= Goal of the exercise =
Exactly reproduce the lines that follow.

= Input data =
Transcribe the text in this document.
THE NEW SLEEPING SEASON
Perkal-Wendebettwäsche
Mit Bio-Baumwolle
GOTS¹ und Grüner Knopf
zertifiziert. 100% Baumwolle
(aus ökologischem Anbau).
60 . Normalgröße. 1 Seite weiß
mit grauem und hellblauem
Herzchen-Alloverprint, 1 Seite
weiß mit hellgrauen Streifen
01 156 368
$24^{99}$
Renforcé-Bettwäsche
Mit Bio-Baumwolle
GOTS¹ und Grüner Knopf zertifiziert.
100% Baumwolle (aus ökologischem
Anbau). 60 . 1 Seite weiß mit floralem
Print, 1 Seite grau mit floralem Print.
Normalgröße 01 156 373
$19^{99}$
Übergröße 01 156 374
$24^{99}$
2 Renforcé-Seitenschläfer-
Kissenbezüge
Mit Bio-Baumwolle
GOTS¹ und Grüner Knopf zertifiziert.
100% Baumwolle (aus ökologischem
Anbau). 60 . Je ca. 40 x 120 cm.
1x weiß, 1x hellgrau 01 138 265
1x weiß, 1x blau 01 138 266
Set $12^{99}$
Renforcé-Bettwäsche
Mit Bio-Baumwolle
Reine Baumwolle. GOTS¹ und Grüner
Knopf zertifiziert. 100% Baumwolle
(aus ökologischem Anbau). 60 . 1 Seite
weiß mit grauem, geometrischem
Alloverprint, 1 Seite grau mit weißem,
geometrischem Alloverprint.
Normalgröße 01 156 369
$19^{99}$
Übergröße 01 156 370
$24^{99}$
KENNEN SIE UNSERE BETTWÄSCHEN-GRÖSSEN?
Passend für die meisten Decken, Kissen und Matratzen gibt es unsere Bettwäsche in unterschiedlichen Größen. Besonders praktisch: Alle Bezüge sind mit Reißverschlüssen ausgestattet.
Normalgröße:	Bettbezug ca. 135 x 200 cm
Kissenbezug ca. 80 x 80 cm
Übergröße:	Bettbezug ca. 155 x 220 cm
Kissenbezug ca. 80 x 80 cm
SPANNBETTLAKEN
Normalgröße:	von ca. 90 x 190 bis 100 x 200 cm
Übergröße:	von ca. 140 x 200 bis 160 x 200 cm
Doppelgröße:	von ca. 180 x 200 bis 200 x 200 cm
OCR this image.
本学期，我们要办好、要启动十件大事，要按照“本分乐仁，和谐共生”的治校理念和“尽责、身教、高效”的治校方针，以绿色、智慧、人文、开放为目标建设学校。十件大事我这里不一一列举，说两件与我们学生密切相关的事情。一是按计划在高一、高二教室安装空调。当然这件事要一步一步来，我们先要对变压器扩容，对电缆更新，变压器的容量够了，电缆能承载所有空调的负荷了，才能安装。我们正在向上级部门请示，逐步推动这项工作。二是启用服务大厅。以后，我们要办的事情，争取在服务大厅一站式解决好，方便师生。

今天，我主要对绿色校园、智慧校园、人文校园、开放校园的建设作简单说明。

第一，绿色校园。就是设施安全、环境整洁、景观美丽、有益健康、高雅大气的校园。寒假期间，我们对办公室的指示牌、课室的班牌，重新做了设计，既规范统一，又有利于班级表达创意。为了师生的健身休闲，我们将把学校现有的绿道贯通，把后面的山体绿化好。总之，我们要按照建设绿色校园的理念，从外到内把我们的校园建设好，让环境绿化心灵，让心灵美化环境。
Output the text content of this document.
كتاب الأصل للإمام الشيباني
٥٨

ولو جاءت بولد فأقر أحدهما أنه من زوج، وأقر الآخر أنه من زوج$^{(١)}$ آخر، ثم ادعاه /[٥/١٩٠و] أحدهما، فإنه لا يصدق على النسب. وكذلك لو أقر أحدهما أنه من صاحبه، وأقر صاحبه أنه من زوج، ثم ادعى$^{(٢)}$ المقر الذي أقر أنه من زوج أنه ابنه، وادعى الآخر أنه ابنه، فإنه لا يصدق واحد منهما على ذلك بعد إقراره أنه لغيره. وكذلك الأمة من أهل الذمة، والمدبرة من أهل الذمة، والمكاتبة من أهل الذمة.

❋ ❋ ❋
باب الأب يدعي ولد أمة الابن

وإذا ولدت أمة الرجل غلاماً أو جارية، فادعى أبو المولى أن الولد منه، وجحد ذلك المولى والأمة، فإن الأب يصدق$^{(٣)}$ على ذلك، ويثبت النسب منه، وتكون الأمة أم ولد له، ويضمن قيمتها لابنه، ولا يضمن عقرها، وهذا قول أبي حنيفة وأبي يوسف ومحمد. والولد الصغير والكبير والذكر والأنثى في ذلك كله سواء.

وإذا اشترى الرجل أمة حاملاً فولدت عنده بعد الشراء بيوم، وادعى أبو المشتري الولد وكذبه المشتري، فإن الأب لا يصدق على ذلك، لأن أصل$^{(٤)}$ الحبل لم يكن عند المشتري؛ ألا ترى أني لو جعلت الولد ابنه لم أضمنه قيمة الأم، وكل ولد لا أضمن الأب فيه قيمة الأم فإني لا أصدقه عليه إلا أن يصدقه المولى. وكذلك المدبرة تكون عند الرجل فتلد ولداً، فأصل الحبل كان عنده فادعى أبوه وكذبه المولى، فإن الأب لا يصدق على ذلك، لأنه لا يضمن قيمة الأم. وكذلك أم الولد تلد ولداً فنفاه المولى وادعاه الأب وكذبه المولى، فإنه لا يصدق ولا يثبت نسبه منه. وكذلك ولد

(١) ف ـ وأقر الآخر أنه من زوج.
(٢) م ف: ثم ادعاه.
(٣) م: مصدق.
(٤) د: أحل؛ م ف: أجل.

= Result of the exercise =
Transcribe the text in this document.
THE NEW SLEEPING SEASON
Perkal-Wendebettwäsche
Mit Bio-Baumwolle
GOTS¹ und Grüner Knopf
zertifiziert. 100% Baumwolle
(aus ökologischem Anbau).
60 . Normalgröße. 1 Seite weiß
mit grauem und hellblauem
Herzchen-Alloverprint, 1 Seite
weiß mit hellgrauen Streifen
01 156 368
$24^{99}$
Renforcé-Bettwäsche
Mit Bio-Baumwolle
GOTS¹ und Grüner Knopf zertifiziert.
100% Baumwolle (aus ökologischem
Anbau). 60 . 1 Seite weiß mit floralem
Print, 1 Seite grau mit floralem Print.
Normalgröße 01 156 373
$19^{99}$
Übergröße 01 156 374
$24^{99}$
2 Renforcé-Seitenschläfer-
Kissenbezüge
Mit Bio-Baumwolle
GOTS¹ und Grüner Knopf zertifiziert.
100% Baumwolle (aus ökologischem
Anbau). 60 . Je ca. 40 x 120 cm.
1x weiß, 1x hellgrau 01 138 265
1x weiß, 1x blau 01 138 266
Set $12^{99}$
Renforcé-Bettwäsche
Mit Bio-Baumwolle
Reine Baumwolle. GOTS¹ und Grüner
Knopf zertifiziert. 100% Baumwolle
(aus ökologischem Anbau). 60 . 1 Seite
weiß mit grauem, geometrischem
Alloverprint, 1 Seite grau mit weißem,
geometrischem Alloverprint.
Normalgröße 01 156 369
$19^{99}$
Übergröße 01 156 370
$24^{99}$
KENNEN SIE UNSERE BETTWÄSCHEN-GRÖSSEN?
Passend für die meisten Decken, Kissen und Matratzen gibt es unsere Bettwäsche in unterschiedlichen Größen. Besonders praktisch: Alle Bezüge sind mit Reißverschlüssen ausgestattet.
Normalgröße:	Bettbezug ca. 135 x 200 cm
Kissenbezug ca. 80 x 80 cm
Übergröße:	Bettbezug ca. 155 x 220 cm
Kissenbezug ca. 80 x 80 cm
SPANNBETTLAKEN
Normalgröße:	von ca. 90 x 190 bis 100 x 200 cm
Übergröße:	von ca. 140 x 200 bis 160 x 200 cm
Doppelgröße:	von ca. 180 x 200 bis 200 x 200 cm
OCR this image.
本学期，我们要办好、要启动十件大事，要按照“本分乐仁，和谐共生”的治校理念和“尽责、身教、高效”的治校方针，以绿色、智慧、人文、开放为目标建设学校。十件大事我这里不一一列举，说两件与我们学生密切相关的事情。一是按计划在高一、高二教室安装空调。当然这件事要一步一步来，我们先要对变压器扩容，对电缆更新，变压器的容量够了，电缆能承载所有空调的负荷了，才能安装。我们正在向上级部门请示，逐步推动这项工作。二是启用服务大厅。以后，我们要办的事情，争取在服务大厅一站式解决好，方便师生。

今天，我主要对绿色校园、智慧校园、人文校园、开放校园的建设作简单说明。

第一，绿色校园。就是设施安全、环境整洁、景观美丽、有益健康、高雅大气的校园。寒假期间，我们对办公室的指示牌、课室的班牌，重新做了设计，既规范统一，又有利于班级表达创意。为了师生的健身休闲，我们将把学校现有的绿道贯通，把后面的山体绿化好。总之，我们要按照建设绿色校园的理念，从外到内把我们的校园建设好，让环境绿化心灵，让心灵美化环境。
Output the text content of this document.
كتاب الأصل للإمام الشيباني
٥٨

ولو جاءت بولد فأقر أحدهما أنه من زوج، وأقر الآخر أنه من زوج$^{(١)}$ آخر، ثم ادعاه /[٥/١٩٠و] أحدهما، فإنه لا يصدق على النسب. وكذلك لو أقر أحدهما أنه من صاحبه، وأقر صاحبه أنه من زوج، ثم ادعى$^{(٢)}$ المقر الذي أقر أنه من زوج أنه ابنه، وادعى الآخر أنه ابنه، فإنه لا يصدق واحد منهما على ذلك بعد إقراره أنه لغيره. وكذلك الأمة من أهل الذمة، والمدبرة من أهل الذمة، والمكاتبة من أهل الذمة.

❋ ❋ ❋
باب الأب يدعي ولد أمة الابن

وإذا ولدت أمة الرجل غلاماً أو جارية، فادعى أبو المولى أن الولد منه، وجحد ذلك المولى والأمة، فإن الأب يصدق$^{(٣)}$ على ذلك، ويثبت النسب منه، وتكون الأمة أم ولد له، ويضمن قيمتها لابنه، ولا يضمن عقرها، وهذا قول أبي حنيفة وأبي يوسف ومحمد. والولد الصغير والكبير والذكر والأنثى في ذلك كله سواء.

وإذا اشترى الرجل أمة حاملاً فولدت عنده بعد الشراء بيوم، وادعى أبو المشتري الولد وكذبه المشتري، فإن الأب لا يصدق على ذلك، لأن أصل$^{(٤)}$ الحبل لم يكن عند المشتري؛ ألا ترى أني لو جعلت الولد ابنه لم أضمنه قيمة الأم، وكل ولد لا أضمن الأب فيه قيمة الأم فإني لا أصدقه عليه إلا أن يصدقه المولى. وكذلك المدبرة تكون عند الرجل فتلد ولداً، فأصل الحبل كان عنده فادعى أبوه وكذبه المولى، فإن الأب لا يصدق على ذلك، لأنه لا يضمن قيمة الأم. وكذلك أم الولد تلد ولداً فنفاه المولى وادعاه الأب وكذبه المولى، فإنه لا يصدق ولا يثبت نسبه منه. وكذلك ولد

(١) ف ـ وأقر الآخر أنه من زوج.
(٢) م ف: ثم ادعاه.
(٣) م: مصدق.
(٤) د: أحل؛ م ف: أجل.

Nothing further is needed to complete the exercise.